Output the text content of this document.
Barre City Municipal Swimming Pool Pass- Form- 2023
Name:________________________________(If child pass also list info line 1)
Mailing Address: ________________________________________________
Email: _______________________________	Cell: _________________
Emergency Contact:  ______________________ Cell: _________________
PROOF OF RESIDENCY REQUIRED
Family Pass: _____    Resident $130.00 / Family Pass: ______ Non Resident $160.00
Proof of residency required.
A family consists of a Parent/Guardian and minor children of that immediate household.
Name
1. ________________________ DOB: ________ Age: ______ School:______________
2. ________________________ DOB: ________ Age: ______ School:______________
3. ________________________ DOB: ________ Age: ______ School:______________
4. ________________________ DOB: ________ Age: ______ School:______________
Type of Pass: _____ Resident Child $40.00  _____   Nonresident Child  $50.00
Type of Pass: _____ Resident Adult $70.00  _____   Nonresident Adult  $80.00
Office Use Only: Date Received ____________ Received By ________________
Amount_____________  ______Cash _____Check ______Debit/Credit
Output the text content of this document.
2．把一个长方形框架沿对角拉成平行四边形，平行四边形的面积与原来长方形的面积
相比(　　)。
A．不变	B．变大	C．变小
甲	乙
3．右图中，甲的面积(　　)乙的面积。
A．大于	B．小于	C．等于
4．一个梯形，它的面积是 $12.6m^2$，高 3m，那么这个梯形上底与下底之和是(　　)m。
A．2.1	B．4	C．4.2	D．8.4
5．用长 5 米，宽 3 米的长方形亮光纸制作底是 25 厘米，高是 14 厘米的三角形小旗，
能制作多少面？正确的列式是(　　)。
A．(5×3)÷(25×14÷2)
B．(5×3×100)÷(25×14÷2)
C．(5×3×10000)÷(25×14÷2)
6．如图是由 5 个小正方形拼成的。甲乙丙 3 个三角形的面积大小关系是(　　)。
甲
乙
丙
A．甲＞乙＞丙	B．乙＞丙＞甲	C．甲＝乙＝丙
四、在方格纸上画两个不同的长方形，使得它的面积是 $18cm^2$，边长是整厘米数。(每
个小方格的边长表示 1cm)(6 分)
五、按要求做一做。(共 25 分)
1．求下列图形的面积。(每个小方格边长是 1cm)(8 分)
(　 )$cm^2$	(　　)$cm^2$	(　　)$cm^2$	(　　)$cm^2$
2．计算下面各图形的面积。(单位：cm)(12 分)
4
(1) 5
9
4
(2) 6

Short task: Count the lines of the material that include the word "Name", then state only the total.

Written answer: 2